Given records
——————

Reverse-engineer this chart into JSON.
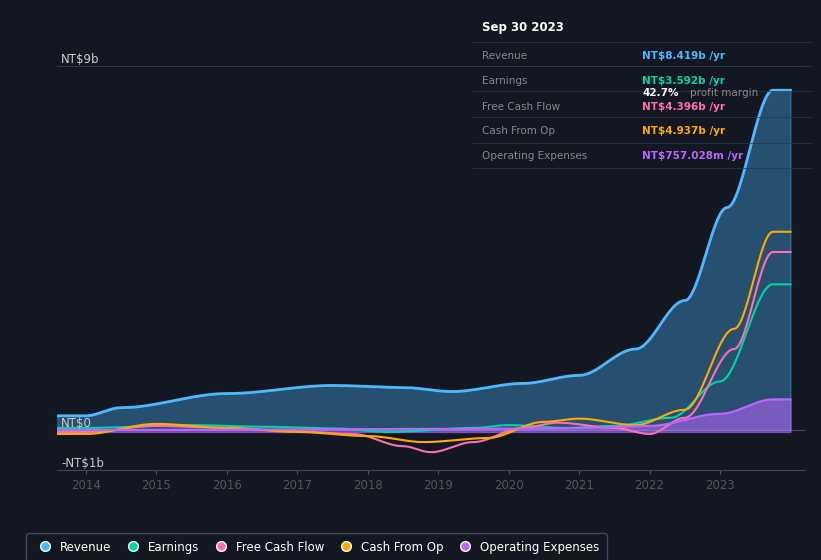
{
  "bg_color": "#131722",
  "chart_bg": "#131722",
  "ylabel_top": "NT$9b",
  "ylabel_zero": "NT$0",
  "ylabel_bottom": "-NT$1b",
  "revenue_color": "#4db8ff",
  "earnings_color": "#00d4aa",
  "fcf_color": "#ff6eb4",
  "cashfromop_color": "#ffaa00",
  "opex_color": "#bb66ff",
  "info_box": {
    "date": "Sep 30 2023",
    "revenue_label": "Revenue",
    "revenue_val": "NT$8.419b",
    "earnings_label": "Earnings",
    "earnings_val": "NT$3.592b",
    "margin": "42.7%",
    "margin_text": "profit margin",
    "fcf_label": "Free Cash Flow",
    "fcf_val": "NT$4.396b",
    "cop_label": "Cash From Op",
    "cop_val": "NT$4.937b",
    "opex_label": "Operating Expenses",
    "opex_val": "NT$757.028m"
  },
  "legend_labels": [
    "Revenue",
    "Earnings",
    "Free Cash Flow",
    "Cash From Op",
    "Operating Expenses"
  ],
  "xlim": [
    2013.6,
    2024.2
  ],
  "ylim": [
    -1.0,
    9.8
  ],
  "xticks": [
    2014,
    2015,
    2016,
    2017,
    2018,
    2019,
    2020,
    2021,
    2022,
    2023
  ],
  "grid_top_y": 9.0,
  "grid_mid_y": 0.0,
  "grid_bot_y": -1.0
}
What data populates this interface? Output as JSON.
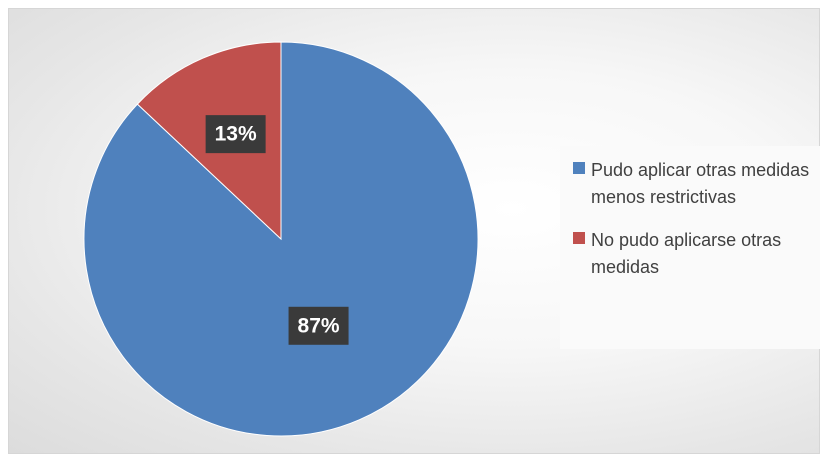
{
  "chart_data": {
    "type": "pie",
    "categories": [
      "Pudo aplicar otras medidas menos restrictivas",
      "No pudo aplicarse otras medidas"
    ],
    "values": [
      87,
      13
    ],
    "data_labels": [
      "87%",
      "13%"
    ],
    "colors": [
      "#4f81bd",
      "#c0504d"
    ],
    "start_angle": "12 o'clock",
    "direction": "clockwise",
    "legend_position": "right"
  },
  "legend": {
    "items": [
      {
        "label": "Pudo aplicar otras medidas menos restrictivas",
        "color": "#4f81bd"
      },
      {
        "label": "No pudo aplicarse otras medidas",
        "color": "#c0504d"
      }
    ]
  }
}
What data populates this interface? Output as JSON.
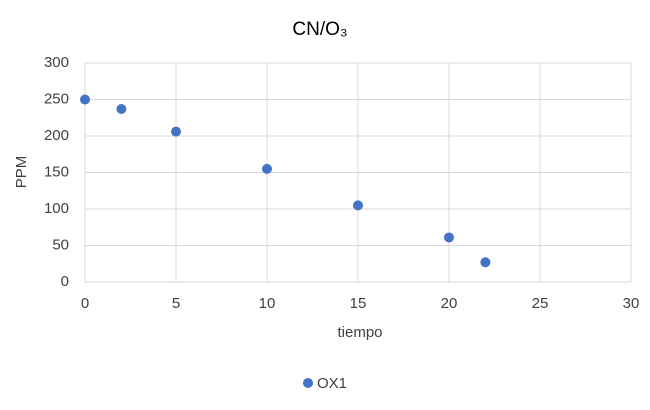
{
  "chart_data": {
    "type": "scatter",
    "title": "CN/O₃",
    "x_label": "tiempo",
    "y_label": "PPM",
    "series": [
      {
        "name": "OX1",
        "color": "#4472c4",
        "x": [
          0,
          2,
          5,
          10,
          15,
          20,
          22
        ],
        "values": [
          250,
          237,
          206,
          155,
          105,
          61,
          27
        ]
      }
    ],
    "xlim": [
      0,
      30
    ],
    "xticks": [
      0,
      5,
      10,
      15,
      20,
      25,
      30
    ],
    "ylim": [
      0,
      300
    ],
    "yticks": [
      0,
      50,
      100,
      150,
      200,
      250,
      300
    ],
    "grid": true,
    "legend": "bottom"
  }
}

——————

Brief
Gather each line that holds "Operating".

Task result
    "opex_label": "Operating Expenses",
    "Operating Expenses"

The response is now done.